● WORK TO DO
For every line in the data below that contains "content", copy the line.

• • •

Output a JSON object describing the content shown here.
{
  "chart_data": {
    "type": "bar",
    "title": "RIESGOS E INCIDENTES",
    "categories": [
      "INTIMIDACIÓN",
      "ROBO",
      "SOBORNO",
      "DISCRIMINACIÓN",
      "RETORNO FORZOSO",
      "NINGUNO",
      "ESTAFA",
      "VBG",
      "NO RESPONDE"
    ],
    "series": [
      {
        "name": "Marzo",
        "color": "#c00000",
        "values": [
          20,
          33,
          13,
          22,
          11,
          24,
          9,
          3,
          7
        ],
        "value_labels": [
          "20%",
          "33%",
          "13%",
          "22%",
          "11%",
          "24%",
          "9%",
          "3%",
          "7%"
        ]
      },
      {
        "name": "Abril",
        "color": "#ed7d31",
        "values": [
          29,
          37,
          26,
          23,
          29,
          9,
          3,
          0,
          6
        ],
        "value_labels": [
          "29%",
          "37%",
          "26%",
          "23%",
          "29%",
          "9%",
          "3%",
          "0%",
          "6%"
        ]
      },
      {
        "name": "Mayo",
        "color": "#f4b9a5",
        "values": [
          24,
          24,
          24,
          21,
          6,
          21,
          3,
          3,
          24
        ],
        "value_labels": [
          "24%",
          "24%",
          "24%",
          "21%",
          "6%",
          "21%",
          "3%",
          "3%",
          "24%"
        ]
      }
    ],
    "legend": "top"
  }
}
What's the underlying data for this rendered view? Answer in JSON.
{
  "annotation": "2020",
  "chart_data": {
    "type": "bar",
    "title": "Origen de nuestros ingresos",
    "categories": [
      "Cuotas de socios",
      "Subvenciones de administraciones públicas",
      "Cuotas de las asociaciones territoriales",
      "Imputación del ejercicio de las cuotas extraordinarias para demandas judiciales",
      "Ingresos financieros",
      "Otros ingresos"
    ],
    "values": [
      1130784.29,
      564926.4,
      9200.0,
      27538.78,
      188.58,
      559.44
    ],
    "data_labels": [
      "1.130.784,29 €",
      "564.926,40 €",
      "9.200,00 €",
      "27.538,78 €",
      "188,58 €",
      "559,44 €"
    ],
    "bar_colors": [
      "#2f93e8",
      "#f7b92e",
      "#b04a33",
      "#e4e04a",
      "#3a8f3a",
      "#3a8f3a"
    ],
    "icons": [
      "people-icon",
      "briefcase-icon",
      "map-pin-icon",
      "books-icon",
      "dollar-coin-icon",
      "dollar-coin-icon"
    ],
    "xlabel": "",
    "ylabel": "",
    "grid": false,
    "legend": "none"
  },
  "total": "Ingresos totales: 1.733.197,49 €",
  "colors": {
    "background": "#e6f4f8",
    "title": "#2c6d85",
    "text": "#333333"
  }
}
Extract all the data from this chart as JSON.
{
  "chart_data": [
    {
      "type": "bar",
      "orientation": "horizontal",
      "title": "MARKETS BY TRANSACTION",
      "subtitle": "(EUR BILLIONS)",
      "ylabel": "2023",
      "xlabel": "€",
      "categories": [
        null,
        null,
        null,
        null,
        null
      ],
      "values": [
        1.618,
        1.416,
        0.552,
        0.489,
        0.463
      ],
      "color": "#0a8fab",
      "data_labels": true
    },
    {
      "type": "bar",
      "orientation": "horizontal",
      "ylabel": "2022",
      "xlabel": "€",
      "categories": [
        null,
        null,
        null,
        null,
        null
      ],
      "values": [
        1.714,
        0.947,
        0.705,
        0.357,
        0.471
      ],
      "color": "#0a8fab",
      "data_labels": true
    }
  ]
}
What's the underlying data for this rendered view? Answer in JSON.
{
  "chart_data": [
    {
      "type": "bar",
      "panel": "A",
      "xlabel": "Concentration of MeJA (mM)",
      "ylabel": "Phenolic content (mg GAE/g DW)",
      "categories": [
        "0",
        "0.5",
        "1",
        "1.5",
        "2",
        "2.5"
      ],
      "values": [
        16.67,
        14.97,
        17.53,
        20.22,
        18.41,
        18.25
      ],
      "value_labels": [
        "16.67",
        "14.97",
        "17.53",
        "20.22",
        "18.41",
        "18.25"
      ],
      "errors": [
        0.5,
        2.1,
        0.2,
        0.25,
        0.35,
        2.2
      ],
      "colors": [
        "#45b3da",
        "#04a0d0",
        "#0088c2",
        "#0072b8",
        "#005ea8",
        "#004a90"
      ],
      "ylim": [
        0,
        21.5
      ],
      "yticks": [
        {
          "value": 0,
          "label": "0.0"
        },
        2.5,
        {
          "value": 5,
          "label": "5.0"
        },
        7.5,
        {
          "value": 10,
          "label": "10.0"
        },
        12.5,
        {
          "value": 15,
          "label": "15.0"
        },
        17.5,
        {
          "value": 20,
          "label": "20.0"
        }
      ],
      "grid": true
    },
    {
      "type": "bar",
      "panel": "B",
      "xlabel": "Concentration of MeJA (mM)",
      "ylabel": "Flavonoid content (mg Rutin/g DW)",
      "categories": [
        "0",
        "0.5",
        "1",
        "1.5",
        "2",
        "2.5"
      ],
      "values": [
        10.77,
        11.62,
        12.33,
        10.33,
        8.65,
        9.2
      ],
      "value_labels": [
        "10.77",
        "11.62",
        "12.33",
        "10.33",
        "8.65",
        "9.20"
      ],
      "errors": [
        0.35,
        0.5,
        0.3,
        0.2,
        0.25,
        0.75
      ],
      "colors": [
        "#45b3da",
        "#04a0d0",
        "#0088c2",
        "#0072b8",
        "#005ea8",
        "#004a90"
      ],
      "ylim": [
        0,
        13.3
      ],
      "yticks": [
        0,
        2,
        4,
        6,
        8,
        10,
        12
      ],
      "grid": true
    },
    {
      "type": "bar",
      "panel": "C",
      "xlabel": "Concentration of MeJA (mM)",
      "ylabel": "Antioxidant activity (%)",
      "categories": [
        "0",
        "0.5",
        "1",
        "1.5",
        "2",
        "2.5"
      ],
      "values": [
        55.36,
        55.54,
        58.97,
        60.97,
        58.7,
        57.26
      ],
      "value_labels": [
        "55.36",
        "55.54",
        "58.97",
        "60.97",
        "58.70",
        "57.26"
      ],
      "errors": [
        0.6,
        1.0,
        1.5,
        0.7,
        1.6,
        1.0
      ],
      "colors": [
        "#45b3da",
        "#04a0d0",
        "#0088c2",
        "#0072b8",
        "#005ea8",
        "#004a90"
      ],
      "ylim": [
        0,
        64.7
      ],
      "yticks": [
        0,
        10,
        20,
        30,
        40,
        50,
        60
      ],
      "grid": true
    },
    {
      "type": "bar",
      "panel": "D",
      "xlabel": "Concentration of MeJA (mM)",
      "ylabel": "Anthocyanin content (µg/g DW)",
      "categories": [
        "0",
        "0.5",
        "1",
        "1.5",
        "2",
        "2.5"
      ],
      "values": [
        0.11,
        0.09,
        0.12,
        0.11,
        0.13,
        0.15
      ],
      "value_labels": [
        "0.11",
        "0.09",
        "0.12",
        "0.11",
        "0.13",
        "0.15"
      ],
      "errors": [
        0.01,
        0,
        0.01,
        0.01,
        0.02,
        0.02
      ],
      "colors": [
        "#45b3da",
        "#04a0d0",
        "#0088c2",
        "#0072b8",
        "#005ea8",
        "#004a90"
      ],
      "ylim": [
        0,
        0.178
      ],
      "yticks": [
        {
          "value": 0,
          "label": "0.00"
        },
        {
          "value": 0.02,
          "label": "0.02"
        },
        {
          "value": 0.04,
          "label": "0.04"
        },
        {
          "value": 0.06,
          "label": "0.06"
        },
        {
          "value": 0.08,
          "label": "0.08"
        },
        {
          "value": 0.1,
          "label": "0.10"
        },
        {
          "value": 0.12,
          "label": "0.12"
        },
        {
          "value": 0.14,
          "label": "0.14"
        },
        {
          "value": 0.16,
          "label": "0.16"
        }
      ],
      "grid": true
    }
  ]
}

• • •

● SOLUTION
Output a JSON object describing the content shown here.
      "ylabel": "Phenolic content (mg GAE/g DW)",
      "ylabel": "Flavonoid content (mg Rutin/g DW)",
      "ylabel": "Anthocyanin content (µg/g DW)",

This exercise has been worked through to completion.